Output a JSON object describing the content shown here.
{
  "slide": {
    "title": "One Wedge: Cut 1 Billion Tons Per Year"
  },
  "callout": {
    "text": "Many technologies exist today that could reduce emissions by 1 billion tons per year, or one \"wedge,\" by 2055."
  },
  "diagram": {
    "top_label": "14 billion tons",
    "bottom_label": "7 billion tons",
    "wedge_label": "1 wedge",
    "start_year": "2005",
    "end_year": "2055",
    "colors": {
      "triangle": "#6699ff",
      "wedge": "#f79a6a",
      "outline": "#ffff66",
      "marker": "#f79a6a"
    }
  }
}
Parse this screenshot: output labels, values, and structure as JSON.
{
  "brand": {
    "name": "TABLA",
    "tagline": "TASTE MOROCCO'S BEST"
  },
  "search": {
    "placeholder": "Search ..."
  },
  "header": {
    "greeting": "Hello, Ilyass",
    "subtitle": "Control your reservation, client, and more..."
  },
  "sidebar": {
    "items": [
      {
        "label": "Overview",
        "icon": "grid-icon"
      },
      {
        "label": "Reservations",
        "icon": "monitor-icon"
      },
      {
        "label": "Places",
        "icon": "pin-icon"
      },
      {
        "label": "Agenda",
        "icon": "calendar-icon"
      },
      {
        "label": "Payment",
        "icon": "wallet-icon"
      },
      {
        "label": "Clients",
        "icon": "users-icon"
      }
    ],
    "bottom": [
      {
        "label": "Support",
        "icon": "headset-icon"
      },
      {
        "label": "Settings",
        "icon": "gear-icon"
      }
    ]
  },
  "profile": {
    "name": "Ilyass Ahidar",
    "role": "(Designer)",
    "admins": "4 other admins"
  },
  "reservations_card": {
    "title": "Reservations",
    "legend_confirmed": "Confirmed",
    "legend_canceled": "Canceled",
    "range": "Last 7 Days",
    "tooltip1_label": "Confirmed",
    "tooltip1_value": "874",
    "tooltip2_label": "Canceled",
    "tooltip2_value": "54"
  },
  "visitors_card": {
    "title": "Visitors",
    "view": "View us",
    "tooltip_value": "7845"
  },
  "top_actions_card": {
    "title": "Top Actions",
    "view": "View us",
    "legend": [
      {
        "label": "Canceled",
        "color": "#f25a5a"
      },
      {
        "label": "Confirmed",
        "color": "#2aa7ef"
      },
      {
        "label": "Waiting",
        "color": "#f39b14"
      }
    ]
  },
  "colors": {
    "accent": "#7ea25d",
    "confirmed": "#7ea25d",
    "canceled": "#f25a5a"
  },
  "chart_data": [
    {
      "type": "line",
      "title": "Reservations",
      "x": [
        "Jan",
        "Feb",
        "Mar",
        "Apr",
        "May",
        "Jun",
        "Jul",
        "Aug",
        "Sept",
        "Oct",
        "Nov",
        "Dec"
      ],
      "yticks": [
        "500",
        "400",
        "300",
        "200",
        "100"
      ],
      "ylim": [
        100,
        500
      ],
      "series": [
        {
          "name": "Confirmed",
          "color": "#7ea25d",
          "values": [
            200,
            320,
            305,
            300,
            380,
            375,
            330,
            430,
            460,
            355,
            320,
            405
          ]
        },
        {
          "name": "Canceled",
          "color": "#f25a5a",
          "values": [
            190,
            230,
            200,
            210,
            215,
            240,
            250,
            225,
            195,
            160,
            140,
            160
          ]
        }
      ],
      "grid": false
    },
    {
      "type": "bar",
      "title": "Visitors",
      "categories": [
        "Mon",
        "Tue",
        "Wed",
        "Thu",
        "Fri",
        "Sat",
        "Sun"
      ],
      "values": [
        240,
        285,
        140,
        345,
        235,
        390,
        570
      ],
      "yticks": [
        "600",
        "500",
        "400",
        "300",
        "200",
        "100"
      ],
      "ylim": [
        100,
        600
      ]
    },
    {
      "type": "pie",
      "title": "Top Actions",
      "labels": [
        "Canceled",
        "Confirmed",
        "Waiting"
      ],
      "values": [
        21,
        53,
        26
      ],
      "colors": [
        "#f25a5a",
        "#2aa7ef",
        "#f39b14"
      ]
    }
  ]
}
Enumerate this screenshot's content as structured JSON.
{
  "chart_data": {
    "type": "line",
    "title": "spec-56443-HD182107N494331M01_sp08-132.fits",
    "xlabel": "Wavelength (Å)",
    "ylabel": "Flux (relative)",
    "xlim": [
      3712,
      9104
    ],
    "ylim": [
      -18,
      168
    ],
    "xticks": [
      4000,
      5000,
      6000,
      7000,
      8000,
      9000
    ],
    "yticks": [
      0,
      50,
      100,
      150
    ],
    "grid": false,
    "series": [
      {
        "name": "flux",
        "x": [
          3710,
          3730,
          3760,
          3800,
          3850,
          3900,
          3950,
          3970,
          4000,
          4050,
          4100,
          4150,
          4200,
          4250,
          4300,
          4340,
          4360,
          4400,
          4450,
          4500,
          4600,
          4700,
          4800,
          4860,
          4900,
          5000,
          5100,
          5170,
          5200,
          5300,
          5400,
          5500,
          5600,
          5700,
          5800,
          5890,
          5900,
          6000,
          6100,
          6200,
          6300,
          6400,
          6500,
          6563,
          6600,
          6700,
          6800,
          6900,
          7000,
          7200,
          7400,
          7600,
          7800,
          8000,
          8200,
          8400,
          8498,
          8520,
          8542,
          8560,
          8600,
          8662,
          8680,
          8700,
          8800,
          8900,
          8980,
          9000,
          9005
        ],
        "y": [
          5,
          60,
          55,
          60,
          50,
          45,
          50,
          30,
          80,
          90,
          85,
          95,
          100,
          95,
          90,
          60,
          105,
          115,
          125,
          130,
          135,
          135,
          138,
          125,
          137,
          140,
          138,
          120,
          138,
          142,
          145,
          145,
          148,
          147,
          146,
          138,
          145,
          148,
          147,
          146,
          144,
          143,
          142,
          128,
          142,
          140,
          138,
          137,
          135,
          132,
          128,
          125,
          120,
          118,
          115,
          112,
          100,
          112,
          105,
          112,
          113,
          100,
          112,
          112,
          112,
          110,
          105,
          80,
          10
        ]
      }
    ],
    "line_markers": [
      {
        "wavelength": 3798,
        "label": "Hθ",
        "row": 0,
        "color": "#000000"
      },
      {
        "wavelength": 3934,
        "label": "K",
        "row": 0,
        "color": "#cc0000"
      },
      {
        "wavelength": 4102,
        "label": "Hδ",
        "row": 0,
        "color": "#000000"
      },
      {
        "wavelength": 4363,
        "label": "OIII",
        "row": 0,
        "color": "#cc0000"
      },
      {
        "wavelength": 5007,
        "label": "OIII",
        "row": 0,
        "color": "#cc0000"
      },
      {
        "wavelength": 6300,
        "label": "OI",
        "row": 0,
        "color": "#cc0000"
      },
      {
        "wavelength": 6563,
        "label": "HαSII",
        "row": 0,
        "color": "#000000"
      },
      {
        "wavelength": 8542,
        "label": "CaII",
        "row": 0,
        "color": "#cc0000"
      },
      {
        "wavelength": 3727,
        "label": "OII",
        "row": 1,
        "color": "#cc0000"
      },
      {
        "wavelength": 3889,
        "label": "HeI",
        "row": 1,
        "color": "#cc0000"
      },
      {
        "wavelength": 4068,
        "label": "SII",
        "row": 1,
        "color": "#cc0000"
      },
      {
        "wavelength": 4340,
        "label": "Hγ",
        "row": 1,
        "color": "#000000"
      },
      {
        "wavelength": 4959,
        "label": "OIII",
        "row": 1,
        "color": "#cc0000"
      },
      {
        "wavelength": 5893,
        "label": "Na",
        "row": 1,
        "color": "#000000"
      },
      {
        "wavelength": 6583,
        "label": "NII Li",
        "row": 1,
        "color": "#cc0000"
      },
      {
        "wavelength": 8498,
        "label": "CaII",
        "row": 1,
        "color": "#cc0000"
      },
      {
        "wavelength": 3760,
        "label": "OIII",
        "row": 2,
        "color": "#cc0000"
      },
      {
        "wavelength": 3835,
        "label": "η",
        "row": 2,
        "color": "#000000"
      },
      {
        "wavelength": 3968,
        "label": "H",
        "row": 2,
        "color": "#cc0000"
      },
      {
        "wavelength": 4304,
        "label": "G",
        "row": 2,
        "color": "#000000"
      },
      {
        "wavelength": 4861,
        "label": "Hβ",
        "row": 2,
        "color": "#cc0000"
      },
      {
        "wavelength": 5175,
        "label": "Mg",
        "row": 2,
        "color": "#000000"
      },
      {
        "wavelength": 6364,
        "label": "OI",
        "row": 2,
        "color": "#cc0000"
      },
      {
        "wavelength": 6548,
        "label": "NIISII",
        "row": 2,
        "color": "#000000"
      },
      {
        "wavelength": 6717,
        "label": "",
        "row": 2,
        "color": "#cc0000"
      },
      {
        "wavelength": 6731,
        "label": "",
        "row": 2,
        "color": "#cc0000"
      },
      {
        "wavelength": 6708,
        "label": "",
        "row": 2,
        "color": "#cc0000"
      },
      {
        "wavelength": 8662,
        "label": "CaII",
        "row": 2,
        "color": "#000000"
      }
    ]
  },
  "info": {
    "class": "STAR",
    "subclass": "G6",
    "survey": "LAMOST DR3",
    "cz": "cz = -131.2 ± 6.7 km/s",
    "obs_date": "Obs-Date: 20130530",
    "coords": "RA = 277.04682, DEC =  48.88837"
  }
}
---
REQUEST: Show the lines of the records that contain the word "JSON".

ANSWER BELOW:
Output a JSON object describing the content shown here.
Parse this screenshot: output labels, values, and structure as JSON.
Enumerate this screenshot's content as structured JSON.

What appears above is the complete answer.